* **Excerpted records**:
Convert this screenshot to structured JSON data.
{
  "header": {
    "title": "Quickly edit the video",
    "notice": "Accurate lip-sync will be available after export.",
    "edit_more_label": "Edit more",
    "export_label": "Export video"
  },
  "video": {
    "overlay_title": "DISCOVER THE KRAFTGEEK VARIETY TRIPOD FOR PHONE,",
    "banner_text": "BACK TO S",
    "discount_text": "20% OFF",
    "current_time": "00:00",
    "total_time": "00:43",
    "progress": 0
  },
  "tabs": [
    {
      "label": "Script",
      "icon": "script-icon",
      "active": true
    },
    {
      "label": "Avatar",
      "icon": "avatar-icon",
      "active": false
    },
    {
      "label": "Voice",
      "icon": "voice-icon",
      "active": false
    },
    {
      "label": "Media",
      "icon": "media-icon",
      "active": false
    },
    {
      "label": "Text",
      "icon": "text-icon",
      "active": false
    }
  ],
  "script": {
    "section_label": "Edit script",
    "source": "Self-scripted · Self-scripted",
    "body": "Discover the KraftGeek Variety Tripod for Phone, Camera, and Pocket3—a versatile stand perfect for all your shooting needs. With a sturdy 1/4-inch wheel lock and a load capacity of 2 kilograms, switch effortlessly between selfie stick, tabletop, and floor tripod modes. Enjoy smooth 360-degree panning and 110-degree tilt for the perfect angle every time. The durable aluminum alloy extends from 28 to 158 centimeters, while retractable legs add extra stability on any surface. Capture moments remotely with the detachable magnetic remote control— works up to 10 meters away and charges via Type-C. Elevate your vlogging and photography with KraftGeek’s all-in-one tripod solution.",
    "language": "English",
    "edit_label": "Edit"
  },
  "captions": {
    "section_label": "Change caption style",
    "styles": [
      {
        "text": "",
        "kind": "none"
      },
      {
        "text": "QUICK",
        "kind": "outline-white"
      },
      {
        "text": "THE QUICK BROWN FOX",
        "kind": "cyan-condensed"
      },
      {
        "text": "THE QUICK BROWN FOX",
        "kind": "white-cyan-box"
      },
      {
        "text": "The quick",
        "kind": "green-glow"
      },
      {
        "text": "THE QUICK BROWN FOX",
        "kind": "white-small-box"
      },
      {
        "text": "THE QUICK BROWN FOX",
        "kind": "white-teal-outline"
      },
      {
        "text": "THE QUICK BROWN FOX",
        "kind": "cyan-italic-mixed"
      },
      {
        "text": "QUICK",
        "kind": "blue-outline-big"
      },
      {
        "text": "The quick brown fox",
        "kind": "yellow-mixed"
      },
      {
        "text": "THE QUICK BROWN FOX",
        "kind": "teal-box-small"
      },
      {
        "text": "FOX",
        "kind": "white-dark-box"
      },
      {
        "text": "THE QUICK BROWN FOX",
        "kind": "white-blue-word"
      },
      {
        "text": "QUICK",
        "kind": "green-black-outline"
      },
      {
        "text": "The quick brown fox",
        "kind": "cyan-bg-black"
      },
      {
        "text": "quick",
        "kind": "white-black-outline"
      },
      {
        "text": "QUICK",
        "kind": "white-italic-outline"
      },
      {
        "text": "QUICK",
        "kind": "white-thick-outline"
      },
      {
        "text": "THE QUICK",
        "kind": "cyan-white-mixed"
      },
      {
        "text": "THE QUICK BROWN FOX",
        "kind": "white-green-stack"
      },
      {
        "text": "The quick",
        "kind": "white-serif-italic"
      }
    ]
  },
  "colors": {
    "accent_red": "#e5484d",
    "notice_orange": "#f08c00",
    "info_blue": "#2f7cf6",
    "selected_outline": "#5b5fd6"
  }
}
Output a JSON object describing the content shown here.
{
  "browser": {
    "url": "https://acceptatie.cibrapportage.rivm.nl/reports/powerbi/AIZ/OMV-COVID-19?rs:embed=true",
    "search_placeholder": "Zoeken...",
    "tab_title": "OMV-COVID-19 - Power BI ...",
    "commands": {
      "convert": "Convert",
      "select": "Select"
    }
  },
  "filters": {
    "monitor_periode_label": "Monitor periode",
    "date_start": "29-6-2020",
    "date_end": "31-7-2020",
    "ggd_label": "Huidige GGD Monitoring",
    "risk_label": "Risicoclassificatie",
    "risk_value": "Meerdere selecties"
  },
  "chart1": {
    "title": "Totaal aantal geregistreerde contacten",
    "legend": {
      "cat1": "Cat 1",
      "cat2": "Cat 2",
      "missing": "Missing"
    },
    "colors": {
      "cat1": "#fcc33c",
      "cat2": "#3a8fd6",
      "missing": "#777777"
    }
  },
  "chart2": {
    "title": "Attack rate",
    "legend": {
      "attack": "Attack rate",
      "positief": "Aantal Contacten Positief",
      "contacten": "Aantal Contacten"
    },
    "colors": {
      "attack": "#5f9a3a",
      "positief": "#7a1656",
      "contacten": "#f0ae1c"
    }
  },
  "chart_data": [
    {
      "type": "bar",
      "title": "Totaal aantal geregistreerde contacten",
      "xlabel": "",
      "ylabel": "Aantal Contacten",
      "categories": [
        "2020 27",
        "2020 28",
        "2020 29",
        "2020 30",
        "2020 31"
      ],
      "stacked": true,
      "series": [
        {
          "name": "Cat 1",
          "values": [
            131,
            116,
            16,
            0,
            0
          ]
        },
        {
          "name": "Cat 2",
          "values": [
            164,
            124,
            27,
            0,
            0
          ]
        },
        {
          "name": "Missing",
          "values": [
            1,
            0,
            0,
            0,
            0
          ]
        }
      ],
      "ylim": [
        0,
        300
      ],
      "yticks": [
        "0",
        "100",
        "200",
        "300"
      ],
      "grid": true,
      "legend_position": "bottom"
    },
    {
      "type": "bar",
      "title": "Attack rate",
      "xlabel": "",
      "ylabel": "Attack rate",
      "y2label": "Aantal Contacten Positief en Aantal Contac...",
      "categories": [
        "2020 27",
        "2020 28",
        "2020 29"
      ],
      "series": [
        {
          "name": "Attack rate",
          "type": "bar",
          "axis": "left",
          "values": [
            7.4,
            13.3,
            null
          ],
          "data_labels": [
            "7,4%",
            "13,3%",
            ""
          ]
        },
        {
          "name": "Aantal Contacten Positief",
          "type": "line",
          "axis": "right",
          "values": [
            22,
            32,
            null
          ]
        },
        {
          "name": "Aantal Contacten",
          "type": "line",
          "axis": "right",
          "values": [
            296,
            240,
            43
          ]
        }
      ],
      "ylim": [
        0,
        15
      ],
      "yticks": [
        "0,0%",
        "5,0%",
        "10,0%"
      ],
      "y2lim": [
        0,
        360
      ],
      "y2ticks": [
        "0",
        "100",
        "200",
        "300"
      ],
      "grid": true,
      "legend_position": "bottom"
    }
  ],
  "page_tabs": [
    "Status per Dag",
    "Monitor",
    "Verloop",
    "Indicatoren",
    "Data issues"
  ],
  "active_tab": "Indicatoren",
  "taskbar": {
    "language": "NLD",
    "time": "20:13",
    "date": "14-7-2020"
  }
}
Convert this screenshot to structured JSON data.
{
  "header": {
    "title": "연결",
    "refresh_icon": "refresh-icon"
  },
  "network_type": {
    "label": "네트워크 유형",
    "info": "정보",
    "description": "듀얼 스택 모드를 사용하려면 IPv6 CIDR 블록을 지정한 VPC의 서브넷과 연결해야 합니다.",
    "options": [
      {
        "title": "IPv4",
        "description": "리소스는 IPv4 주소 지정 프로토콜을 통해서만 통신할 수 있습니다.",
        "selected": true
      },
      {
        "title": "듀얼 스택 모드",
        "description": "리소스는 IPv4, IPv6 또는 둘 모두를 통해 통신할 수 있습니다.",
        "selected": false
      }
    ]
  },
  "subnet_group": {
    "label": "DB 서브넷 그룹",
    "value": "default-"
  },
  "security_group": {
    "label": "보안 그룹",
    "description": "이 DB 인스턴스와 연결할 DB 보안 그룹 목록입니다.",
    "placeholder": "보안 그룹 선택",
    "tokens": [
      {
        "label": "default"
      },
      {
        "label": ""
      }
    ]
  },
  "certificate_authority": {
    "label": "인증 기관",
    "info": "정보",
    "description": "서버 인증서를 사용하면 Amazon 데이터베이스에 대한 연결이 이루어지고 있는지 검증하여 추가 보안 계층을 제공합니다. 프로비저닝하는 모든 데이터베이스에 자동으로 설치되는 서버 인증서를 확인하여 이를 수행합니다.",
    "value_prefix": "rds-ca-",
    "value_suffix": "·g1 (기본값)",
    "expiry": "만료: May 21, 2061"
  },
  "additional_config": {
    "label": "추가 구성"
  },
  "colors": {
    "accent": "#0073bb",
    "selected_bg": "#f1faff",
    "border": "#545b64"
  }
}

* **Exercise goal**:
Pull out each line containing the word "Totaal" and copy it.

* **Response to the exercise**:
    "title": "Totaal aantal geregistreerde contacten",
      "title": "Totaal aantal geregistreerde contacten",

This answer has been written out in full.